Extracts from a graphics dataset:
* Start *

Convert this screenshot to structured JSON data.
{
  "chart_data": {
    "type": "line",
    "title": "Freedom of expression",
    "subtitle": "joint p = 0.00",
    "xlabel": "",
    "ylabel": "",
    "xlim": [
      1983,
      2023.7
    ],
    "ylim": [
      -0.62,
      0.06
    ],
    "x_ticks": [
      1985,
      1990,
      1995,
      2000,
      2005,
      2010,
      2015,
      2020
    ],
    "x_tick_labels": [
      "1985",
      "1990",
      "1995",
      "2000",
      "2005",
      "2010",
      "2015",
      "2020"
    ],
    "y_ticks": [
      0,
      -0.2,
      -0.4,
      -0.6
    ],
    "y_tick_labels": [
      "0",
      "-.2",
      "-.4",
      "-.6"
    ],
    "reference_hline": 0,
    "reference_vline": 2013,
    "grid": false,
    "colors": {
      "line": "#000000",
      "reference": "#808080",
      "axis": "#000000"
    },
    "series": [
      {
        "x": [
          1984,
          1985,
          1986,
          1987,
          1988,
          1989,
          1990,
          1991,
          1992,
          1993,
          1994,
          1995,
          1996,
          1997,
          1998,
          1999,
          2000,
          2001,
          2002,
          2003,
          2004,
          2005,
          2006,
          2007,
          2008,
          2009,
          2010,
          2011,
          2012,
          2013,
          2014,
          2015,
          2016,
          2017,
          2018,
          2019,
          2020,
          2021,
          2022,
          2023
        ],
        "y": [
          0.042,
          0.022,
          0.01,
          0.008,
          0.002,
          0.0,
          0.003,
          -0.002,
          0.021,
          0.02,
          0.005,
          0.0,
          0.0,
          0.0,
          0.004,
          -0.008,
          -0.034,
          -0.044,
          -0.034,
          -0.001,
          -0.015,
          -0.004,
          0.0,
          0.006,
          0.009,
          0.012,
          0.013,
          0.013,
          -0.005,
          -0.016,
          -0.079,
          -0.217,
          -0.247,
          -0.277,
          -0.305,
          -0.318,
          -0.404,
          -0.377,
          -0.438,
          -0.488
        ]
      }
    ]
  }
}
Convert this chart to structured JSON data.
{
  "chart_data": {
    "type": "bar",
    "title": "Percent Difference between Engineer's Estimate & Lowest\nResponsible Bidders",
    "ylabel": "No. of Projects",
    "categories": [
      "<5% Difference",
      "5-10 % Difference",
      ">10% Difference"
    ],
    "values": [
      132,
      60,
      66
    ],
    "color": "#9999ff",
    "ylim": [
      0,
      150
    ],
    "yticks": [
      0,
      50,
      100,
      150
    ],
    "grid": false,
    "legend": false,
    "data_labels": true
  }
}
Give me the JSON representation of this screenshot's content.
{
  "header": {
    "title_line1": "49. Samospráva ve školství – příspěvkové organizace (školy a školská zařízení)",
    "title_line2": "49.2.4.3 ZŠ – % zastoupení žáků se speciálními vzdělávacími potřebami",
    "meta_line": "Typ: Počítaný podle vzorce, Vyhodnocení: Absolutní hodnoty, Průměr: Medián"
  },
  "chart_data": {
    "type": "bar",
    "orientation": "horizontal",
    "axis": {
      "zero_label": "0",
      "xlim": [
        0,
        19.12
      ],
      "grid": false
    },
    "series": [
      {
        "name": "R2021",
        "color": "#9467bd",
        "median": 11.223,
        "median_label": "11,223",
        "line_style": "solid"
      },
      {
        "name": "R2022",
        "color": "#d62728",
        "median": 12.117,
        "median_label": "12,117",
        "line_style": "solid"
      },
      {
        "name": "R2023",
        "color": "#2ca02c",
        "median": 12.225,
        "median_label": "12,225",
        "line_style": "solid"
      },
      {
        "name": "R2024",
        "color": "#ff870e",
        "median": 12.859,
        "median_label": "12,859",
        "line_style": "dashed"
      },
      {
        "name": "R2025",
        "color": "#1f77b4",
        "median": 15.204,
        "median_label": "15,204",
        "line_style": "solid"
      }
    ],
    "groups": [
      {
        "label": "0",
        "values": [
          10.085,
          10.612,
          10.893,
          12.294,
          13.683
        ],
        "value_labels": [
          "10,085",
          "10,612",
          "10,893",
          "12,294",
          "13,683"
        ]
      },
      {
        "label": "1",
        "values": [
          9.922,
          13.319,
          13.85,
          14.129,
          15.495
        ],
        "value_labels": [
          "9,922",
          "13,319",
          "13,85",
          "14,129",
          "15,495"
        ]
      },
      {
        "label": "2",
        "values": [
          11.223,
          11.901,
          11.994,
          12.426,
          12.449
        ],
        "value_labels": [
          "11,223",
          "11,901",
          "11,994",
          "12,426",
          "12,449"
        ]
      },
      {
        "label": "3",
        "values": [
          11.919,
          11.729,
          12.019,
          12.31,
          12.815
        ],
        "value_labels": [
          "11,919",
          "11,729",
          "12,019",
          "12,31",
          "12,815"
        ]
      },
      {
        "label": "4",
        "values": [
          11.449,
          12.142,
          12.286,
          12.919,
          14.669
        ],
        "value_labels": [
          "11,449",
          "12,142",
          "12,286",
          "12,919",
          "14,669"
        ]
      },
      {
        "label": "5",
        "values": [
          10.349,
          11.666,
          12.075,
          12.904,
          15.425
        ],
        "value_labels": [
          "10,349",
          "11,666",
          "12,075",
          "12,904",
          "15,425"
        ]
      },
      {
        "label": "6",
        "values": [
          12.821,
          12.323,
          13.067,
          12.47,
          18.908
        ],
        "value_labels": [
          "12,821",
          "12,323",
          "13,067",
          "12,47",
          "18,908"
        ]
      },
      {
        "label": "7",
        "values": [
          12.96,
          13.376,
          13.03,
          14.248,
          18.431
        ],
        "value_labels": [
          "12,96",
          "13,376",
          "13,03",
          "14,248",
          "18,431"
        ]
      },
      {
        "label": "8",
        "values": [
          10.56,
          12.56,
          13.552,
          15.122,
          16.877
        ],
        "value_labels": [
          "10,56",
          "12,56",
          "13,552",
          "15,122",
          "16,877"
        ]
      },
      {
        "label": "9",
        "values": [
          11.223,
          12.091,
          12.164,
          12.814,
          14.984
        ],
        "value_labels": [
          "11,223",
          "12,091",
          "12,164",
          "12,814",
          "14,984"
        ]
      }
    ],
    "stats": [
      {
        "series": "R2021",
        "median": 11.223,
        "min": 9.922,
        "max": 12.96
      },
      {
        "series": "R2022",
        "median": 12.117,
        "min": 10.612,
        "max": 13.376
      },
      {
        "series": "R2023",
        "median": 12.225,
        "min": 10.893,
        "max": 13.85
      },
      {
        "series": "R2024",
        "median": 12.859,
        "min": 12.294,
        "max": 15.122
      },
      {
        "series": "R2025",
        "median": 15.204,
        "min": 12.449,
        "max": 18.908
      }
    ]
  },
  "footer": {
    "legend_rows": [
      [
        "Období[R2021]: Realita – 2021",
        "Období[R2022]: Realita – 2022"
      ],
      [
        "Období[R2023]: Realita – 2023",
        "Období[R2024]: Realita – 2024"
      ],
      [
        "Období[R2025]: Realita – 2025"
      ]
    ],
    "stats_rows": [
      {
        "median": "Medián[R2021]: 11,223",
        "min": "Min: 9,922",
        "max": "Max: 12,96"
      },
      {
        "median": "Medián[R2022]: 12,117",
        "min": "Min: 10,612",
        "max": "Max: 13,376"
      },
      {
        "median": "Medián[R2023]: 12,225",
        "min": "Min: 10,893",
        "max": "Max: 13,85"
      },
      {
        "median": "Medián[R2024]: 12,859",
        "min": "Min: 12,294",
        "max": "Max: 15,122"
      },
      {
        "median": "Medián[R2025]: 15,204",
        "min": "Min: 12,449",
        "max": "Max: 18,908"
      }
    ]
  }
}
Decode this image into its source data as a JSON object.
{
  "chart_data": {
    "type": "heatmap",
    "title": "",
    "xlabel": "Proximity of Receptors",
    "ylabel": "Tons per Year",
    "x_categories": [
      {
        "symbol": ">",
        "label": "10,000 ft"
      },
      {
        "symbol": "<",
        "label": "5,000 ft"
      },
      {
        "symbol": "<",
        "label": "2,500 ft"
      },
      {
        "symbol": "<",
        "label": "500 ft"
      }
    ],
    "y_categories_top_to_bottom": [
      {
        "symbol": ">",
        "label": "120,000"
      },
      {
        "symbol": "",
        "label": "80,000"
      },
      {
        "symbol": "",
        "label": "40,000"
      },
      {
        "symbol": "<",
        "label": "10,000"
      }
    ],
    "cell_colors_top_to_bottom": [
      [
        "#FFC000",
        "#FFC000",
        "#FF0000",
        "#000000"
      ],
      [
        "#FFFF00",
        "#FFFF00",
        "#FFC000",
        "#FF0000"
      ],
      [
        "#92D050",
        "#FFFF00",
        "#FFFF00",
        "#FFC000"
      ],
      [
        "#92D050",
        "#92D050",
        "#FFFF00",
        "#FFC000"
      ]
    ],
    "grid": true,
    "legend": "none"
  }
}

* End *

Find all lines holding the string "Difference" and copy them.

    "title": "Percent Difference between Engineer's Estimate & Lowest\nResponsible Bidders",
      "<5% Difference",
      "5-10 % Difference",
      ">10% Difference"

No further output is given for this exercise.